### TASK INSTRUCTIONS
Find each line containing the word "summary" and report how many there are. Add nothing else.

◆ ◆ ◆ ◆

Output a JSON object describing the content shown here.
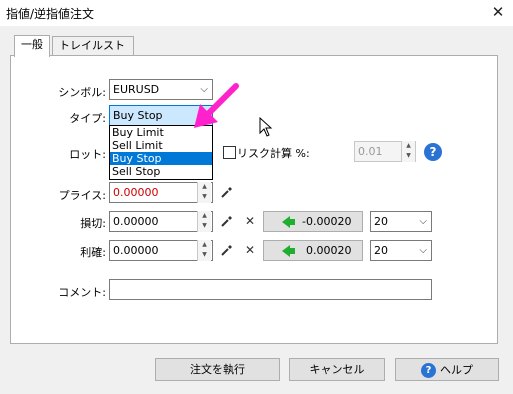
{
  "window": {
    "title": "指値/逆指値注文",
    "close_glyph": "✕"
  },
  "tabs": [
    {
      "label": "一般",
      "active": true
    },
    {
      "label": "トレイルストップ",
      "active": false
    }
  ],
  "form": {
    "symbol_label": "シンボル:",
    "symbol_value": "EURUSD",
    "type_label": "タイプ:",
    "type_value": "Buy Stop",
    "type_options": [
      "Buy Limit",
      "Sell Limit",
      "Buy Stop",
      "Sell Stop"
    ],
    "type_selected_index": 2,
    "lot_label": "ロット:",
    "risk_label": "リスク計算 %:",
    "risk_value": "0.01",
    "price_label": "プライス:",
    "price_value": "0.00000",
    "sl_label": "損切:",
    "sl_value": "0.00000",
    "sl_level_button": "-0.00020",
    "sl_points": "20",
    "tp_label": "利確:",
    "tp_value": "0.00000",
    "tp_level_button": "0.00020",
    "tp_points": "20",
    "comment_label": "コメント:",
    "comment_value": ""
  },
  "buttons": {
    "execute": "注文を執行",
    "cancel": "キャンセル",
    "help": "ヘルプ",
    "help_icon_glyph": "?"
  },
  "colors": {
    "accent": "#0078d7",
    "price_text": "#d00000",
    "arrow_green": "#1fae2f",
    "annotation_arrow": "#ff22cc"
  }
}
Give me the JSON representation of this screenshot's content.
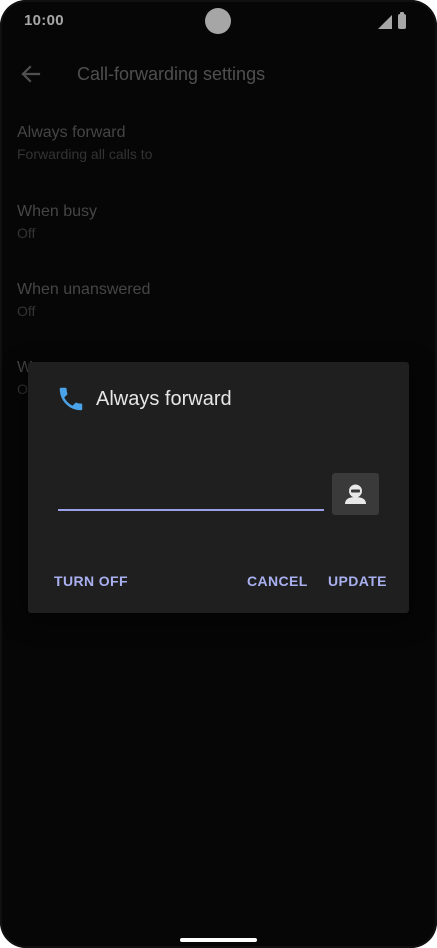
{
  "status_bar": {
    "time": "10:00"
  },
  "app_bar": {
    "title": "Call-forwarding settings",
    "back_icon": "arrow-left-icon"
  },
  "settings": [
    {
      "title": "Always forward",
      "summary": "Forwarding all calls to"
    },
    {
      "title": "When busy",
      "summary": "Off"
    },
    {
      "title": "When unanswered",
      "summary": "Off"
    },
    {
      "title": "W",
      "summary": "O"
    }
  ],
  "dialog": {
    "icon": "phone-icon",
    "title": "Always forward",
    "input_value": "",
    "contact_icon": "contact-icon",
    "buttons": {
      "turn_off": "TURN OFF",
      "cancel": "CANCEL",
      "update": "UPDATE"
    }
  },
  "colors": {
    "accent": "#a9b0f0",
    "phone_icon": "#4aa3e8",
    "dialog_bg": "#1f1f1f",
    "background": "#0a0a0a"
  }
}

◆ ◆ ◆ ◆

### ANSWER TO THIS PROBLEM
4